Filter these entries, keeping only lines that hold the word "想说的是".

---

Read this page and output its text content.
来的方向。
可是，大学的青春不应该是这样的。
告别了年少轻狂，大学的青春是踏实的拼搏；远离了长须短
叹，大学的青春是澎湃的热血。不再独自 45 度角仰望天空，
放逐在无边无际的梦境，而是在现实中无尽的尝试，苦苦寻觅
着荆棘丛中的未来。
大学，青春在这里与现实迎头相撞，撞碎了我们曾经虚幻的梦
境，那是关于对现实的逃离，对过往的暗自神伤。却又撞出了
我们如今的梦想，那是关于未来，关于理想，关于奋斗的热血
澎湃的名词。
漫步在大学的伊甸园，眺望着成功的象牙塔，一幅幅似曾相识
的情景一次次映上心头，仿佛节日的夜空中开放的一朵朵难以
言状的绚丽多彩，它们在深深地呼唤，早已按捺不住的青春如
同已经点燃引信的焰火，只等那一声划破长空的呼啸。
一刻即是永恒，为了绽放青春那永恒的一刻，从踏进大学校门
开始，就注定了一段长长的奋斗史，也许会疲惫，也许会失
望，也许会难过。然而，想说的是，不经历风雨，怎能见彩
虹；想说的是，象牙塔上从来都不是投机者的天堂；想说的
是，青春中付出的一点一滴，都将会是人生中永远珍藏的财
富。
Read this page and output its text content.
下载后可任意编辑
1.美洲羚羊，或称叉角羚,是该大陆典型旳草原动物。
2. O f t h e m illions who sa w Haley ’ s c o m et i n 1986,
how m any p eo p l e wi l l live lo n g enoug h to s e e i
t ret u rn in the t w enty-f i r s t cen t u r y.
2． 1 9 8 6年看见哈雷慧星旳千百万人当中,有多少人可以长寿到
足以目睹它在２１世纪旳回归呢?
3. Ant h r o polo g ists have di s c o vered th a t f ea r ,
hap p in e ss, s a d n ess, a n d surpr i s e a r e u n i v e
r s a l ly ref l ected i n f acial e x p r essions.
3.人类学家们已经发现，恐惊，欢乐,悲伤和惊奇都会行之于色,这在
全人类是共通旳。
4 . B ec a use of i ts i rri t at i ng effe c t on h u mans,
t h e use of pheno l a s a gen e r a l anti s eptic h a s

---

- Output -
望，也许会难过。然而，想说的是，不经历风雨，怎能见彩
虹；想说的是，象牙塔上从来都不是投机者的天堂；想说的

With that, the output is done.